§ **THE PROBLEM**
Look through the material below for "from". Copy every line that contains it.

§ **PROVIDED RECORDS**
####
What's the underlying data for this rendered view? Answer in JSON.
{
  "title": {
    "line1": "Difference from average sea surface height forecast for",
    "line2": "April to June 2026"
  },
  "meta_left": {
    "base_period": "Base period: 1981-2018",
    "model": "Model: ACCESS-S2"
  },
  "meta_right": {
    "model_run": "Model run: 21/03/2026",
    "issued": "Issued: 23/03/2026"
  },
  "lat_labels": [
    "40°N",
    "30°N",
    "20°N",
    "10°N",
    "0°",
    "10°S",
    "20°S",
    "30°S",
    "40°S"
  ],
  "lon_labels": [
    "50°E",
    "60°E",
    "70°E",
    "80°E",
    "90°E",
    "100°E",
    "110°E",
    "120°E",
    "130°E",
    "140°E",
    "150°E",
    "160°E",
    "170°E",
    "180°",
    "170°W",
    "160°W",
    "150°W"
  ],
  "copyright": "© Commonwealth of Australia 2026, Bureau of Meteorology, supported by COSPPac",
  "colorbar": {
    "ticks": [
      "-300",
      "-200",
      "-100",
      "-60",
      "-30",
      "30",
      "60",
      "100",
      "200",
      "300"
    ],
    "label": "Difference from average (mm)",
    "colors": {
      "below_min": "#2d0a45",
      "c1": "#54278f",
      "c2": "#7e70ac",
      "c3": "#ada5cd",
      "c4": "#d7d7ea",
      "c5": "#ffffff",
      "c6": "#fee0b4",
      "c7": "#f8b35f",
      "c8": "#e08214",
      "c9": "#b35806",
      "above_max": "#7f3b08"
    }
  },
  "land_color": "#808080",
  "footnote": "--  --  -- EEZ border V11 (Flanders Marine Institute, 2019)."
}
####
§ **RESULT**
    "line1": "Difference from average sea surface height forecast for",
    "label": "Difference from average (mm)",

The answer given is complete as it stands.